[Dataset items]
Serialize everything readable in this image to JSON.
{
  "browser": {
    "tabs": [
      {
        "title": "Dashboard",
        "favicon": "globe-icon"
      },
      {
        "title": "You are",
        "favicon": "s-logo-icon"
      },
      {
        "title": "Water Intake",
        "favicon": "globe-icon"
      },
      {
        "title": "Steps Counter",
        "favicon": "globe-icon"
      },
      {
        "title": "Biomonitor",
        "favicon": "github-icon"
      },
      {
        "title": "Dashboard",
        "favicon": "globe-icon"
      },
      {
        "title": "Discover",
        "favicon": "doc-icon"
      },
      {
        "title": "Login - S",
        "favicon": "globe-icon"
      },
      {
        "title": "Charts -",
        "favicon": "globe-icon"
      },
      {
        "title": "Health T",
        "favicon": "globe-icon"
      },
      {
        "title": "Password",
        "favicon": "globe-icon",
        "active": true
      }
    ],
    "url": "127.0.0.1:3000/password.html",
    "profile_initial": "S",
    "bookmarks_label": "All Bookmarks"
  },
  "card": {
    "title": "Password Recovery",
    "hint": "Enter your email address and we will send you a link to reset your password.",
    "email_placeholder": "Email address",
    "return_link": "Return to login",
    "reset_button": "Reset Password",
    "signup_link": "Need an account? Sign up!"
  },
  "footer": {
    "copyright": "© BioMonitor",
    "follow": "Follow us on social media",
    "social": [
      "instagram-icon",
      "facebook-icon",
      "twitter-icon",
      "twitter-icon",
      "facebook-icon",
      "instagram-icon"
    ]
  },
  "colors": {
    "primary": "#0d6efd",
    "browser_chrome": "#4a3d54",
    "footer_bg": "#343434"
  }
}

• _GIVEN EXERCISE_:
Transcribe each entry exactly.

• _CORRECT ANSWER_:
Serialize everything readable in this image to JSON.
{
  "browser": {
    "tabs": [
      {
        "title": "Dashboard",
        "favicon": "globe-icon"
      },
      {
        "title": "You are",
        "favicon": "s-logo-icon"
      },
      {
        "title": "Water Intake",
        "favicon": "globe-icon"
      },
      {
        "title": "Steps Counter",
        "favicon": "globe-icon"
      },
      {
        "title": "Biomonitor",
        "favicon": "github-icon"
      },
      {
        "title": "Dashboard",
        "favicon": "globe-icon"
      },
      {
        "title": "Discover",
        "favicon": "doc-icon"
      },
      {
        "title": "Login - S",
        "favicon": "globe-icon"
      },
      {
        "title": "Charts -",
        "favicon": "globe-icon"
      },
      {
        "title": "Health T",
        "favicon": "globe-icon"
      },
      {
        "title": "Password",
        "favicon": "globe-icon",
        "active": true
      }
    ],
    "url": "127.0.0.1:3000/password.html",
    "profile_initial": "S",
    "bookmarks_label": "All Bookmarks"
  },
  "card": {
    "title": "Password Recovery",
    "hint": "Enter your email address and we will send you a link to reset your password.",
    "email_placeholder": "Email address",
    "return_link": "Return to login",
    "reset_button": "Reset Password",
    "signup_link": "Need an account? Sign up!"
  },
  "footer": {
    "copyright": "© BioMonitor",
    "follow": "Follow us on social media",
    "social": [
      "instagram-icon",
      "facebook-icon",
      "twitter-icon",
      "twitter-icon",
      "facebook-icon",
      "instagram-icon"
    ]
  },
  "colors": {
    "primary": "#0d6efd",
    "browser_chrome": "#4a3d54",
    "footer_bg": "#343434"
  }
}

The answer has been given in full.